Problem requirements:
Work out the number of lines with "adipiscing" in them. Reply with that number and no other words.

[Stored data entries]
* begin *
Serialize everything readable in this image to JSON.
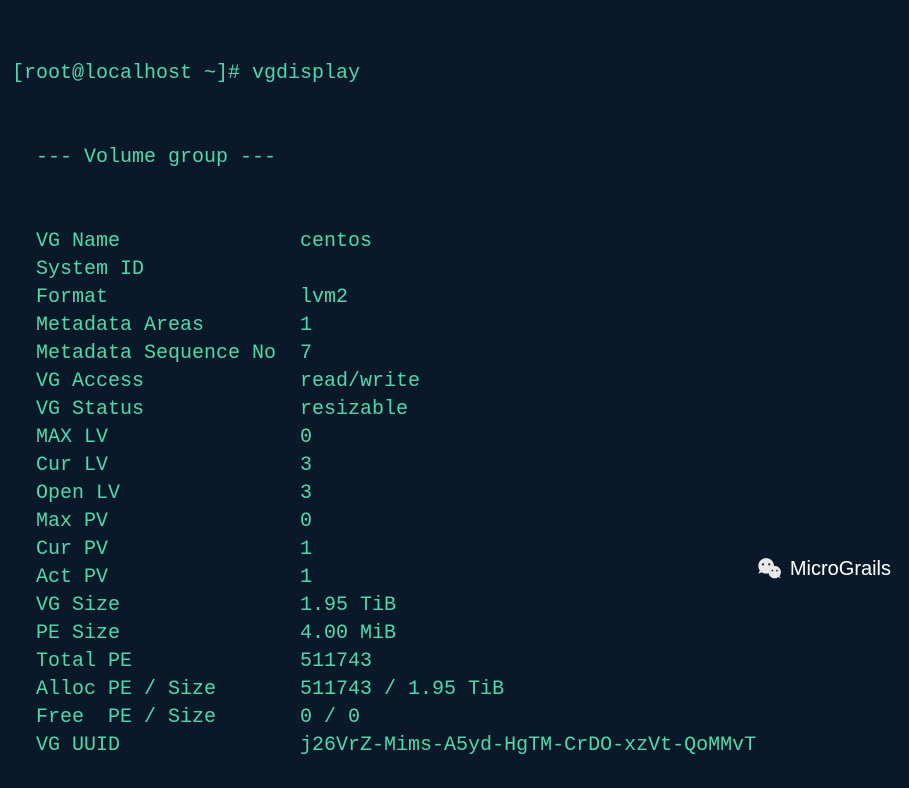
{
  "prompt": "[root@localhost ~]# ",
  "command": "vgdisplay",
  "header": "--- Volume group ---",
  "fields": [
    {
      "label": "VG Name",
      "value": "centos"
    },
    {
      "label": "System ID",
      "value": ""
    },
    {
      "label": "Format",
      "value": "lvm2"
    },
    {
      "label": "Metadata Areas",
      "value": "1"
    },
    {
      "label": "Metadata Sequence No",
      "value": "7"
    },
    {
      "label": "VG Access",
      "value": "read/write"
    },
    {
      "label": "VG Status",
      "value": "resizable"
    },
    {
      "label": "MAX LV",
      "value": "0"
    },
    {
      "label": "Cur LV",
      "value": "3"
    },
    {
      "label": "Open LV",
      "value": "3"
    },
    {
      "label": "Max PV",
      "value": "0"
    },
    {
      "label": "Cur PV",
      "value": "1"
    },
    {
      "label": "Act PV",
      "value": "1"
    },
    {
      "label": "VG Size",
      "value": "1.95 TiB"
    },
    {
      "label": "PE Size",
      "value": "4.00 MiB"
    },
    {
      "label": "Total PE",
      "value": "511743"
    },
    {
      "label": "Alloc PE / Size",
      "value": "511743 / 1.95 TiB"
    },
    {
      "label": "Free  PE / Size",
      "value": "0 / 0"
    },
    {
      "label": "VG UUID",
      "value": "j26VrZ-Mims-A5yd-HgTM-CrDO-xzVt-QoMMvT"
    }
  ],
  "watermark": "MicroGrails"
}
* end *
* begin *
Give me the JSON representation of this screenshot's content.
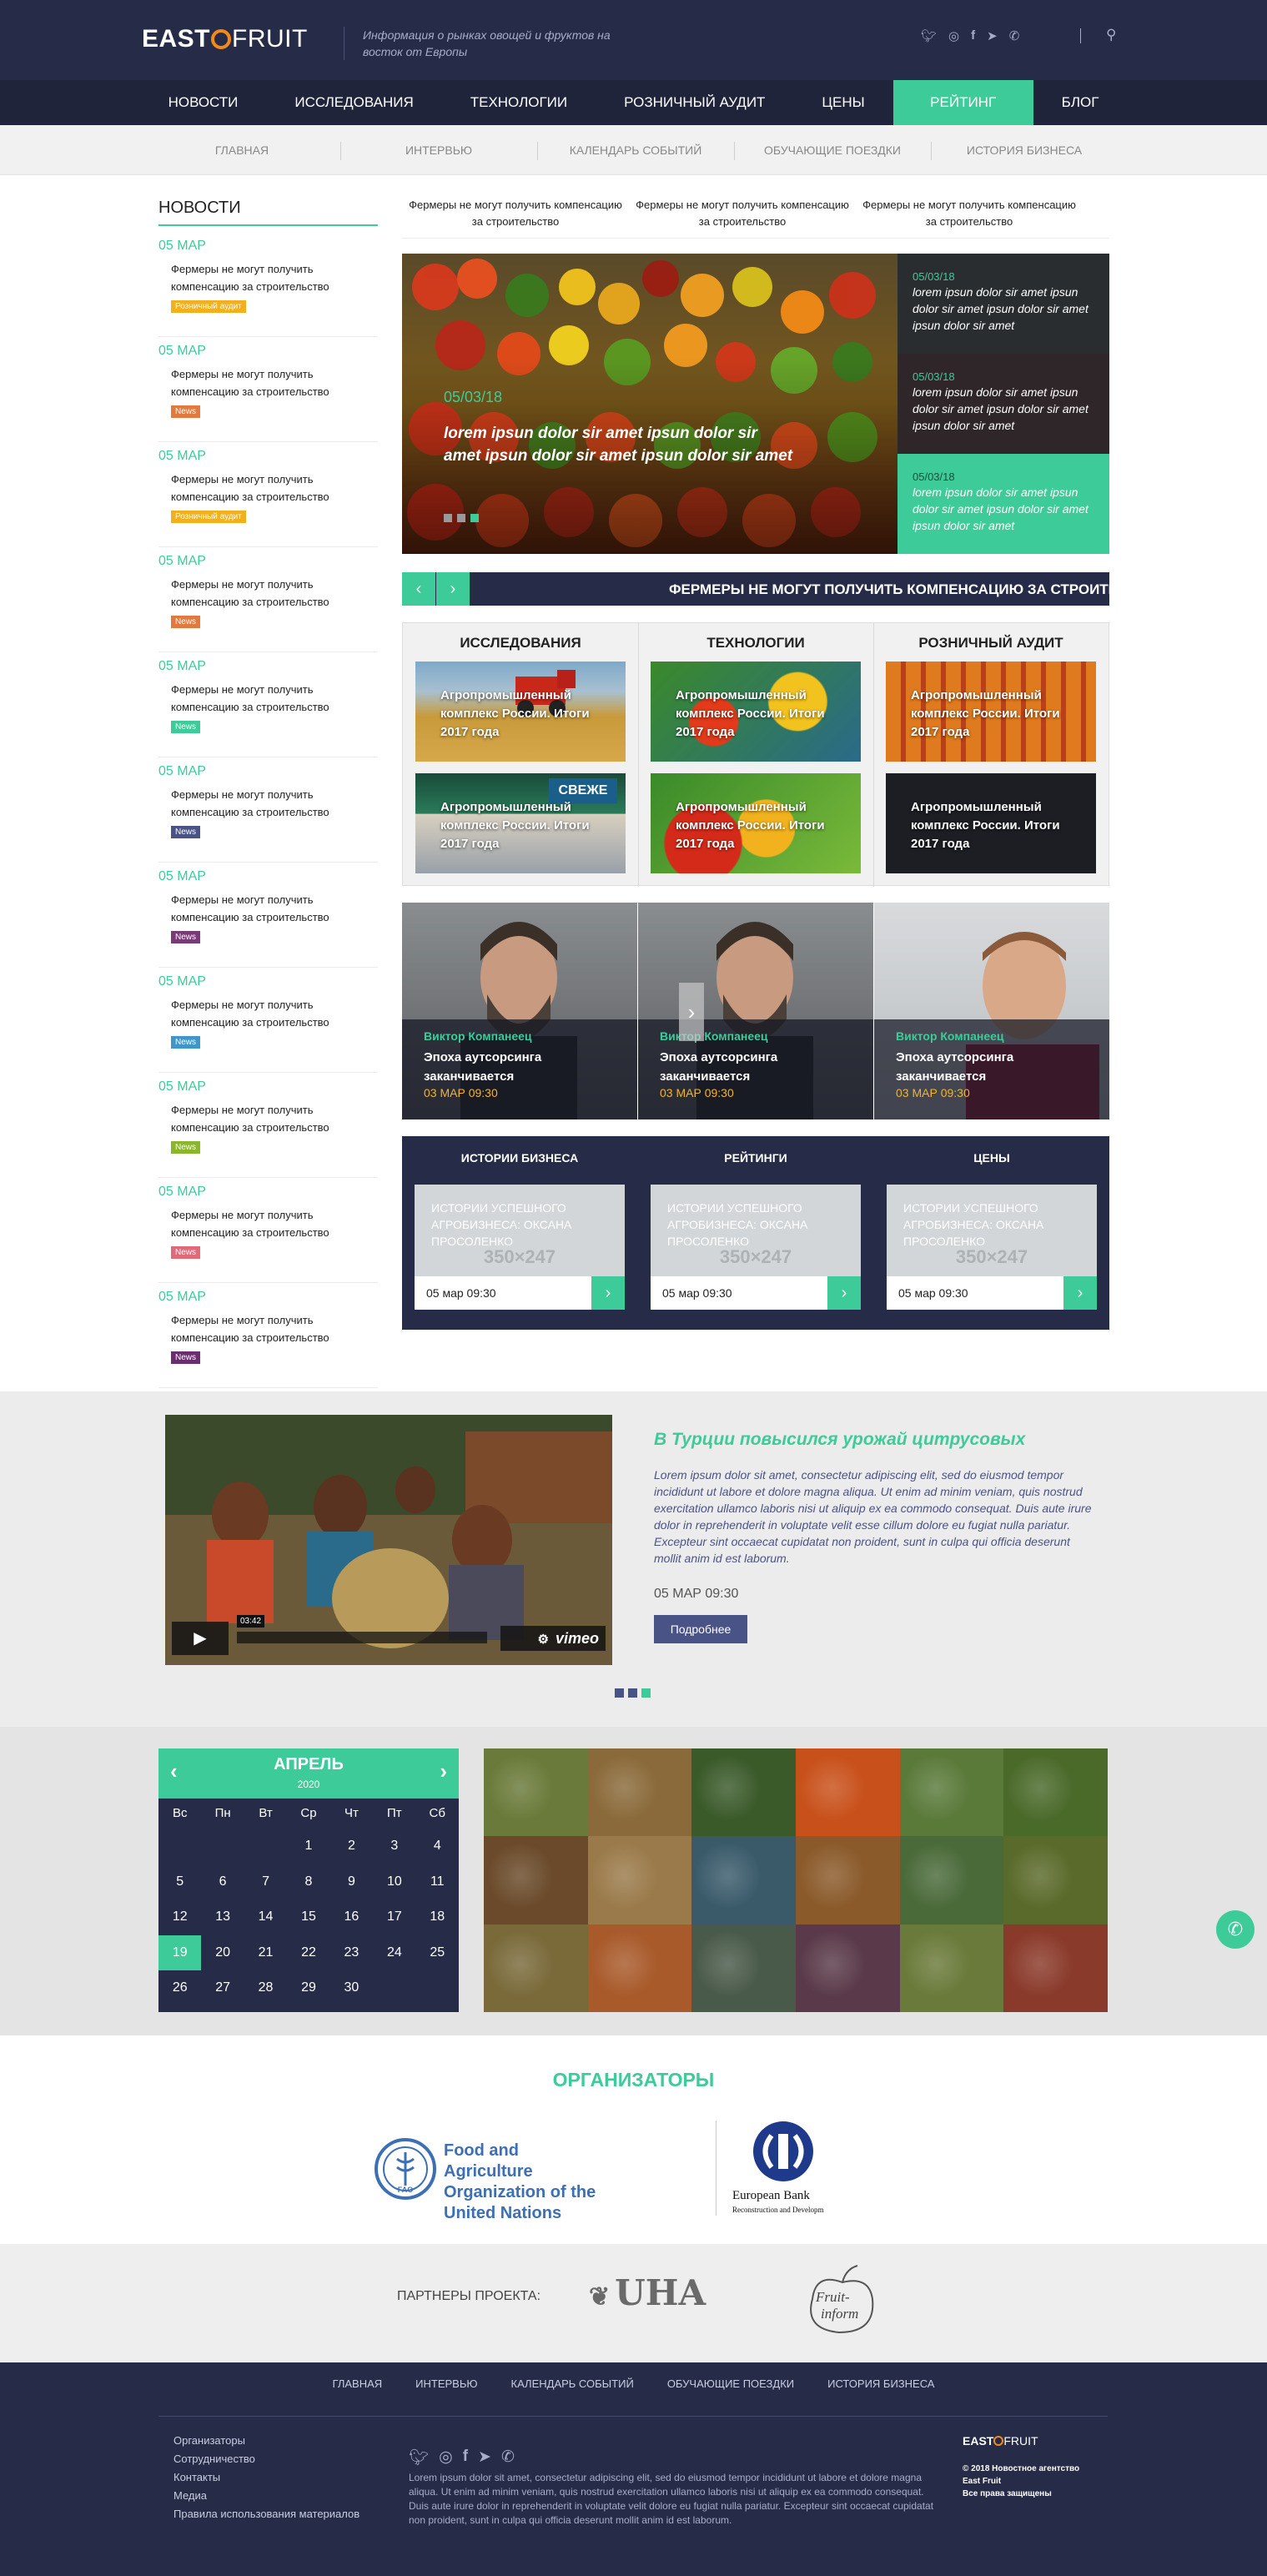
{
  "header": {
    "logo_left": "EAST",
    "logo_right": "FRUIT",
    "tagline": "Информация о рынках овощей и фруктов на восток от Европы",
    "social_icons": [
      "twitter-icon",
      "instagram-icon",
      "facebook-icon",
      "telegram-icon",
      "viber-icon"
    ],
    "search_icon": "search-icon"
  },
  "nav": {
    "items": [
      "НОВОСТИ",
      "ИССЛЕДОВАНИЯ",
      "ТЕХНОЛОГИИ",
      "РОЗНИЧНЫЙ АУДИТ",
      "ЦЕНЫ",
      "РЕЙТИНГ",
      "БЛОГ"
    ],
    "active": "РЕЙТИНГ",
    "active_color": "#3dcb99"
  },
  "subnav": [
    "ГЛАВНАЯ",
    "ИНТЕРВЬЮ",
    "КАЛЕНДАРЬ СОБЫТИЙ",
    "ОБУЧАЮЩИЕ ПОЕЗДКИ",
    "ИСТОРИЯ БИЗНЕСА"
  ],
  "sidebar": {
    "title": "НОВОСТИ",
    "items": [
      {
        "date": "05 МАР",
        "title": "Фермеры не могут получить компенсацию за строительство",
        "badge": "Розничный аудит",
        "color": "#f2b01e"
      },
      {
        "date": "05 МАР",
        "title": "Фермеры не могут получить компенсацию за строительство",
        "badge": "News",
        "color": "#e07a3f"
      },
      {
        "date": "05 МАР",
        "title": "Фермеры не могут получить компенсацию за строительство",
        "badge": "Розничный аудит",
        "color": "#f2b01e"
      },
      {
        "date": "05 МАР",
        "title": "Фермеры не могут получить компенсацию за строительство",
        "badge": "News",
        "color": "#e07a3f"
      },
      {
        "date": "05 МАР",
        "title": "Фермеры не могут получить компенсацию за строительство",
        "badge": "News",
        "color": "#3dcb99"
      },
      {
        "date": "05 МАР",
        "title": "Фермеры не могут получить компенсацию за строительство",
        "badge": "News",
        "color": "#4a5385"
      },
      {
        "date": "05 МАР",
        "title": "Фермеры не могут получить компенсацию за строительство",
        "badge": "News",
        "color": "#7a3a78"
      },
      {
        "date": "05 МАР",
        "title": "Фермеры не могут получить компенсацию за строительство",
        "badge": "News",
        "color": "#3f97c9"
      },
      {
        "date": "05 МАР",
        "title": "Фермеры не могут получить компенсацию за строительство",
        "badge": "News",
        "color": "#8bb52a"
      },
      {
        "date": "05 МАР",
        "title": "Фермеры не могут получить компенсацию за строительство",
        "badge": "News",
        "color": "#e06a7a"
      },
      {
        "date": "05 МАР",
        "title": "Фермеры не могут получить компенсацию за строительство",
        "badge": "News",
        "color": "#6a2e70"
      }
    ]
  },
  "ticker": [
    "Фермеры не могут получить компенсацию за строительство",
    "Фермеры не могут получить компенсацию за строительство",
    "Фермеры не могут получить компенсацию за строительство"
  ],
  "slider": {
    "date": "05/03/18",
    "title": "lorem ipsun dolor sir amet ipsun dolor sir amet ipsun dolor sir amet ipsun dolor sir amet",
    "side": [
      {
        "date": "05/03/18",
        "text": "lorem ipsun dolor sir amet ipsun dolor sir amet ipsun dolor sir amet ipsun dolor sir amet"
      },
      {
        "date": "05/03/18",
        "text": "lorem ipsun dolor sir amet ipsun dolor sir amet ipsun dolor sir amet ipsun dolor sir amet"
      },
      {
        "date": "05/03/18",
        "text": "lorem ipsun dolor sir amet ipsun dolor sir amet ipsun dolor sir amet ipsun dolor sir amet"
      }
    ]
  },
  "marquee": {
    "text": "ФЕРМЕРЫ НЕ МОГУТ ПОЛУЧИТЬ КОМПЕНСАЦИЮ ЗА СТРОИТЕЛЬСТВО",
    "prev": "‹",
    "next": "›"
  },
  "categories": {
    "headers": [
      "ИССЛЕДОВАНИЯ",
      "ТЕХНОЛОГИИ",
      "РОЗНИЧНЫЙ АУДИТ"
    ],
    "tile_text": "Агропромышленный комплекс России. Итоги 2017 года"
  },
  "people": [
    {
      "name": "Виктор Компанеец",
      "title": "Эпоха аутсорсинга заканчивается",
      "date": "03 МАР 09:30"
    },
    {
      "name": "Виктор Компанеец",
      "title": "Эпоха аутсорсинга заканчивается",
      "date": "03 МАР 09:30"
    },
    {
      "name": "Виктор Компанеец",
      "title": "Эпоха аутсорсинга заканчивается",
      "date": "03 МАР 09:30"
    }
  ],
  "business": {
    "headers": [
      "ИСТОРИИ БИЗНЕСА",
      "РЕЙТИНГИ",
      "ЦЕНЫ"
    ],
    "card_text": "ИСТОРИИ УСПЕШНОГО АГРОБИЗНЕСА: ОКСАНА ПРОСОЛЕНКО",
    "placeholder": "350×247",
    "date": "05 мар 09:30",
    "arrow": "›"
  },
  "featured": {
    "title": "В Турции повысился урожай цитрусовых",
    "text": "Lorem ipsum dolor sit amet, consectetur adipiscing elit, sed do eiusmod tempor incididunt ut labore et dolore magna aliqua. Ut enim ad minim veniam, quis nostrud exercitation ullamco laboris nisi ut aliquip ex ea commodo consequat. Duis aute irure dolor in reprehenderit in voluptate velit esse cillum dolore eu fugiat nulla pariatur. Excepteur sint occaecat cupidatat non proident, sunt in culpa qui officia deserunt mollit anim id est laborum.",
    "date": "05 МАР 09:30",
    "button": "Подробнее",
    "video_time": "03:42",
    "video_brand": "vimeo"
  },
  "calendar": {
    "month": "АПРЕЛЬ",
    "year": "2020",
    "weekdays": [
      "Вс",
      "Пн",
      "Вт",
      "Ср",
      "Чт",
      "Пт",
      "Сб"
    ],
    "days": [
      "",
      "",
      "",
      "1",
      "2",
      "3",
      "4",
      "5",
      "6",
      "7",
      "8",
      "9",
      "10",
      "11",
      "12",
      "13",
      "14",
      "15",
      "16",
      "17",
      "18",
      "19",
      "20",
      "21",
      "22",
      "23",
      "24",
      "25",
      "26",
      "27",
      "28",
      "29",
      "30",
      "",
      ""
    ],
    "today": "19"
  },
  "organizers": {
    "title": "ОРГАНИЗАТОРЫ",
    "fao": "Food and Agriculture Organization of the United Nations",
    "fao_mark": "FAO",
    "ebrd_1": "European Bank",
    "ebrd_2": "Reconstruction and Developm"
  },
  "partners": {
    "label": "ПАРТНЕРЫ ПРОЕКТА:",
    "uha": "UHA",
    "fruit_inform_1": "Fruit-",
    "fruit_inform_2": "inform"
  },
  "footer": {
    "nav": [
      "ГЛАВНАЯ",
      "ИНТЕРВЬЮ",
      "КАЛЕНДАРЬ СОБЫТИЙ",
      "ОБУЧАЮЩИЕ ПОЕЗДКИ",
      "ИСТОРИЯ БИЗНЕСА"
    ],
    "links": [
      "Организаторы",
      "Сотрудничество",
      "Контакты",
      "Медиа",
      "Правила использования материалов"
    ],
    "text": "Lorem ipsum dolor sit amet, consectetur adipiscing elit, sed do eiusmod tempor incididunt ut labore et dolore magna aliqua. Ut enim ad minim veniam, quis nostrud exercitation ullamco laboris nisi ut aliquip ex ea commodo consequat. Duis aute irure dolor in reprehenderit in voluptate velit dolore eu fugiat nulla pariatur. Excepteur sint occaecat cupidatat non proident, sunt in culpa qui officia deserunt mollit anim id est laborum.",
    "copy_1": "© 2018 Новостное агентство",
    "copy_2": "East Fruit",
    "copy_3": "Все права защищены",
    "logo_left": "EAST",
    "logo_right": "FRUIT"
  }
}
* end *
Answer to this task:
2